* REQUEST
Reproduce the records below exactly as they appear.

** Start **

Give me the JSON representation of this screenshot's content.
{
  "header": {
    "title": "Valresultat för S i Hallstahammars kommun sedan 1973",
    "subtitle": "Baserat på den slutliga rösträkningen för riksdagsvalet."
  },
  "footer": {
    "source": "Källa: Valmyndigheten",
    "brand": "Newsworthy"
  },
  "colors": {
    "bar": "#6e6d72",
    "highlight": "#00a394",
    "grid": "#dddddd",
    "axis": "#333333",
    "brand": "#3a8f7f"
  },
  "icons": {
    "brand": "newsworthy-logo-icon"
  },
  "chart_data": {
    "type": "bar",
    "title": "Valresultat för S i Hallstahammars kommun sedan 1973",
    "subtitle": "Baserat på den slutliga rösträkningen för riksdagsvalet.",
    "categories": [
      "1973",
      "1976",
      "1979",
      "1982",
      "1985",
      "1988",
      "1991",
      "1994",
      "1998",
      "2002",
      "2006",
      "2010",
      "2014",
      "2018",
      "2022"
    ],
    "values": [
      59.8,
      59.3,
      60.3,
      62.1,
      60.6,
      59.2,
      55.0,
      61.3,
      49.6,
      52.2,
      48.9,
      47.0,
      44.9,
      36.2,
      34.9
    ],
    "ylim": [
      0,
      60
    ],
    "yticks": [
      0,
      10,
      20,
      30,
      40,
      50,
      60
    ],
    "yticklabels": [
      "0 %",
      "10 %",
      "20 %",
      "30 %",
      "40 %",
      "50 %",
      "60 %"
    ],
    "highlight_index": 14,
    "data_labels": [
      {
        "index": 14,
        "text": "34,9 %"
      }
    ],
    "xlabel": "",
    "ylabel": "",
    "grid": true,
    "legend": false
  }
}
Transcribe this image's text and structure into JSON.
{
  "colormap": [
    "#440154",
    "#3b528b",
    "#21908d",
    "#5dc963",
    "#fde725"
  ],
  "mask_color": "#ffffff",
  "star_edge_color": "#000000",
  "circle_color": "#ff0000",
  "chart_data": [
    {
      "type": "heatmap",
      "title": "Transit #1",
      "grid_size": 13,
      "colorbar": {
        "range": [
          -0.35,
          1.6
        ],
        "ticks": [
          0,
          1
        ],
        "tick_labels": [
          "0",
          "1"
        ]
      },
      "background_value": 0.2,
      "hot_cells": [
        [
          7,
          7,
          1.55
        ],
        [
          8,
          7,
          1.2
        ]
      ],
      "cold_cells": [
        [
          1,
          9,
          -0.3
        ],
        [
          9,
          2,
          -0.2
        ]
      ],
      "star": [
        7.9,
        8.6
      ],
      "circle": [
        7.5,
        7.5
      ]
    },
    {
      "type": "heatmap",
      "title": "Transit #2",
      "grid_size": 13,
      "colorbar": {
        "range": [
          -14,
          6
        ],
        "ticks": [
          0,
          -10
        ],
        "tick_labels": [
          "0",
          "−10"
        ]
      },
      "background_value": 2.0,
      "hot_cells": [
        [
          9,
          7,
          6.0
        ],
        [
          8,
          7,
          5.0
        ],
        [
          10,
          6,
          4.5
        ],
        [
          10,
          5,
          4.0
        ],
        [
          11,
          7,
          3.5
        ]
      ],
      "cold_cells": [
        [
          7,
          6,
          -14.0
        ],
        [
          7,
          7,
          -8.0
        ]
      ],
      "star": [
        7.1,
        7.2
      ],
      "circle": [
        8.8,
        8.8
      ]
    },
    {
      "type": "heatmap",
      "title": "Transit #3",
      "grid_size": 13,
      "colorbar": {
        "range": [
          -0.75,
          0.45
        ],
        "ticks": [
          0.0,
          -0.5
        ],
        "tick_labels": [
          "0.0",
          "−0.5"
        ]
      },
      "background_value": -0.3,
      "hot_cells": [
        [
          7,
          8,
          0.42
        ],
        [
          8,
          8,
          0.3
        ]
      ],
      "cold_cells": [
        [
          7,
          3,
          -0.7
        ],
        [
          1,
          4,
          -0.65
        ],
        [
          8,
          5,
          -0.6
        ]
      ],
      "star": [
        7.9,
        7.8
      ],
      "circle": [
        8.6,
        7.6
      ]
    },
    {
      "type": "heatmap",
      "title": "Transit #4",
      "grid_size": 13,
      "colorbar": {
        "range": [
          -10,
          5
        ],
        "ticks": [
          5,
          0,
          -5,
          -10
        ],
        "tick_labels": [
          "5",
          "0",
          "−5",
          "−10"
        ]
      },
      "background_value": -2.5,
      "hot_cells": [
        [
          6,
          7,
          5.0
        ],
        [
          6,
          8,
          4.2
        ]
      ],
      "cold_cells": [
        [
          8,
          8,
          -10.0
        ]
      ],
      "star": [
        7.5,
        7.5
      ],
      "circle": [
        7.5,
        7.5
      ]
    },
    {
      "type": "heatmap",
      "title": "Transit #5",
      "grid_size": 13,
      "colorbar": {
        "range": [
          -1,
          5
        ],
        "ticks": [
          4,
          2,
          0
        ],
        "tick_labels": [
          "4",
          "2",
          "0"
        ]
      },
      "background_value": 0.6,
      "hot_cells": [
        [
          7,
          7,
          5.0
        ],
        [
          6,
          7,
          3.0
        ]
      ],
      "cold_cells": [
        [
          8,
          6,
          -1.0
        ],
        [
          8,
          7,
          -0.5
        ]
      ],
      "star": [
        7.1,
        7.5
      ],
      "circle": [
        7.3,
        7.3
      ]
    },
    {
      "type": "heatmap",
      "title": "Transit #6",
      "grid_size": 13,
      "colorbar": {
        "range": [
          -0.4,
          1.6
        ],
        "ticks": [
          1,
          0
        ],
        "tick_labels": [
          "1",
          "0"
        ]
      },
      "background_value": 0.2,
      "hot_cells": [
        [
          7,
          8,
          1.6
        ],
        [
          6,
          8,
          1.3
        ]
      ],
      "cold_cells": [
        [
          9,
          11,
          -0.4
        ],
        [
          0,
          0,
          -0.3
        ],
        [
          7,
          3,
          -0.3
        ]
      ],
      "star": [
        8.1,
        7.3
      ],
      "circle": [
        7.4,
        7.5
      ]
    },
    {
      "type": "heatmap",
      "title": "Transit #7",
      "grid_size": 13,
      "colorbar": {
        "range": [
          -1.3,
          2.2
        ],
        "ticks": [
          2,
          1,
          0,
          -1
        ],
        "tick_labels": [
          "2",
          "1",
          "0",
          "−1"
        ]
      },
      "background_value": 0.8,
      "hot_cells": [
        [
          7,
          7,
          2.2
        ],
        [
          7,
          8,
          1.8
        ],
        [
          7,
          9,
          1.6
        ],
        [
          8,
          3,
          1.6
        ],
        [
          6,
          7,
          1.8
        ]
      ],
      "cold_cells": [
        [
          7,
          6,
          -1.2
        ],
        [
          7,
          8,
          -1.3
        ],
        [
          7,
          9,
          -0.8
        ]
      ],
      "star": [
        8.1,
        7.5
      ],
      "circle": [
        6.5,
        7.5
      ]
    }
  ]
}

** End **

* WORKED ANSWER
Give me the JSON representation of this screenshot's content.
{
  "header": {
    "title": "Valresultat för S i Hallstahammars kommun sedan 1973",
    "subtitle": "Baserat på den slutliga rösträkningen för riksdagsvalet."
  },
  "footer": {
    "source": "Källa: Valmyndigheten",
    "brand": "Newsworthy"
  },
  "colors": {
    "bar": "#6e6d72",
    "highlight": "#00a394",
    "grid": "#dddddd",
    "axis": "#333333",
    "brand": "#3a8f7f"
  },
  "icons": {
    "brand": "newsworthy-logo-icon"
  },
  "chart_data": {
    "type": "bar",
    "title": "Valresultat för S i Hallstahammars kommun sedan 1973",
    "subtitle": "Baserat på den slutliga rösträkningen för riksdagsvalet.",
    "categories": [
      "1973",
      "1976",
      "1979",
      "1982",
      "1985",
      "1988",
      "1991",
      "1994",
      "1998",
      "2002",
      "2006",
      "2010",
      "2014",
      "2018",
      "2022"
    ],
    "values": [
      59.8,
      59.3,
      60.3,
      62.1,
      60.6,
      59.2,
      55.0,
      61.3,
      49.6,
      52.2,
      48.9,
      47.0,
      44.9,
      36.2,
      34.9
    ],
    "ylim": [
      0,
      60
    ],
    "yticks": [
      0,
      10,
      20,
      30,
      40,
      50,
      60
    ],
    "yticklabels": [
      "0 %",
      "10 %",
      "20 %",
      "30 %",
      "40 %",
      "50 %",
      "60 %"
    ],
    "highlight_index": 14,
    "data_labels": [
      {
        "index": 14,
        "text": "34,9 %"
      }
    ],
    "xlabel": "",
    "ylabel": "",
    "grid": true,
    "legend": false
  }
}
Transcribe this image's text and structure into JSON.
{
  "colormap": [
    "#440154",
    "#3b528b",
    "#21908d",
    "#5dc963",
    "#fde725"
  ],
  "mask_color": "#ffffff",
  "star_edge_color": "#000000",
  "circle_color": "#ff0000",
  "chart_data": [
    {
      "type": "heatmap",
      "title": "Transit #1",
      "grid_size": 13,
      "colorbar": {
        "range": [
          -0.35,
          1.6
        ],
        "ticks": [
          0,
          1
        ],
        "tick_labels": [
          "0",
          "1"
        ]
      },
      "background_value": 0.2,
      "hot_cells": [
        [
          7,
          7,
          1.55
        ],
        [
          8,
          7,
          1.2
        ]
      ],
      "cold_cells": [
        [
          1,
          9,
          -0.3
        ],
        [
          9,
          2,
          -0.2
        ]
      ],
      "star": [
        7.9,
        8.6
      ],
      "circle": [
        7.5,
        7.5
      ]
    },
    {
      "type": "heatmap",
      "title": "Transit #2",
      "grid_size": 13,
      "colorbar": {
        "range": [
          -14,
          6
        ],
        "ticks": [
          0,
          -10
        ],
        "tick_labels": [
          "0",
          "−10"
        ]
      },
      "background_value": 2.0,
      "hot_cells": [
        [
          9,
          7,
          6.0
        ],
        [
          8,
          7,
          5.0
        ],
        [
          10,
          6,
          4.5
        ],
        [
          10,
          5,
          4.0
        ],
        [
          11,
          7,
          3.5
        ]
      ],
      "cold_cells": [
        [
          7,
          6,
          -14.0
        ],
        [
          7,
          7,
          -8.0
        ]
      ],
      "star": [
        7.1,
        7.2
      ],
      "circle": [
        8.8,
        8.8
      ]
    },
    {
      "type": "heatmap",
      "title": "Transit #3",
      "grid_size": 13,
      "colorbar": {
        "range": [
          -0.75,
          0.45
        ],
        "ticks": [
          0.0,
          -0.5
        ],
        "tick_labels": [
          "0.0",
          "−0.5"
        ]
      },
      "background_value": -0.3,
      "hot_cells": [
        [
          7,
          8,
          0.42
        ],
        [
          8,
          8,
          0.3
        ]
      ],
      "cold_cells": [
        [
          7,
          3,
          -0.7
        ],
        [
          1,
          4,
          -0.65
        ],
        [
          8,
          5,
          -0.6
        ]
      ],
      "star": [
        7.9,
        7.8
      ],
      "circle": [
        8.6,
        7.6
      ]
    },
    {
      "type": "heatmap",
      "title": "Transit #4",
      "grid_size": 13,
      "colorbar": {
        "range": [
          -10,
          5
        ],
        "ticks": [
          5,
          0,
          -5,
          -10
        ],
        "tick_labels": [
          "5",
          "0",
          "−5",
          "−10"
        ]
      },
      "background_value": -2.5,
      "hot_cells": [
        [
          6,
          7,
          5.0
        ],
        [
          6,
          8,
          4.2
        ]
      ],
      "cold_cells": [
        [
          8,
          8,
          -10.0
        ]
      ],
      "star": [
        7.5,
        7.5
      ],
      "circle": [
        7.5,
        7.5
      ]
    },
    {
      "type": "heatmap",
      "title": "Transit #5",
      "grid_size": 13,
      "colorbar": {
        "range": [
          -1,
          5
        ],
        "ticks": [
          4,
          2,
          0
        ],
        "tick_labels": [
          "4",
          "2",
          "0"
        ]
      },
      "background_value": 0.6,
      "hot_cells": [
        [
          7,
          7,
          5.0
        ],
        [
          6,
          7,
          3.0
        ]
      ],
      "cold_cells": [
        [
          8,
          6,
          -1.0
        ],
        [
          8,
          7,
          -0.5
        ]
      ],
      "star": [
        7.1,
        7.5
      ],
      "circle": [
        7.3,
        7.3
      ]
    },
    {
      "type": "heatmap",
      "title": "Transit #6",
      "grid_size": 13,
      "colorbar": {
        "range": [
          -0.4,
          1.6
        ],
        "ticks": [
          1,
          0
        ],
        "tick_labels": [
          "1",
          "0"
        ]
      },
      "background_value": 0.2,
      "hot_cells": [
        [
          7,
          8,
          1.6
        ],
        [
          6,
          8,
          1.3
        ]
      ],
      "cold_cells": [
        [
          9,
          11,
          -0.4
        ],
        [
          0,
          0,
          -0.3
        ],
        [
          7,
          3,
          -0.3
        ]
      ],
      "star": [
        8.1,
        7.3
      ],
      "circle": [
        7.4,
        7.5
      ]
    },
    {
      "type": "heatmap",
      "title": "Transit #7",
      "grid_size": 13,
      "colorbar": {
        "range": [
          -1.3,
          2.2
        ],
        "ticks": [
          2,
          1,
          0,
          -1
        ],
        "tick_labels": [
          "2",
          "1",
          "0",
          "−1"
        ]
      },
      "background_value": 0.8,
      "hot_cells": [
        [
          7,
          7,
          2.2
        ],
        [
          7,
          8,
          1.8
        ],
        [
          7,
          9,
          1.6
        ],
        [
          8,
          3,
          1.6
        ],
        [
          6,
          7,
          1.8
        ]
      ],
      "cold_cells": [
        [
          7,
          6,
          -1.2
        ],
        [
          7,
          8,
          -1.3
        ],
        [
          7,
          9,
          -0.8
        ]
      ],
      "star": [
        8.1,
        7.5
      ],
      "circle": [
        6.5,
        7.5
      ]
    }
  ]
}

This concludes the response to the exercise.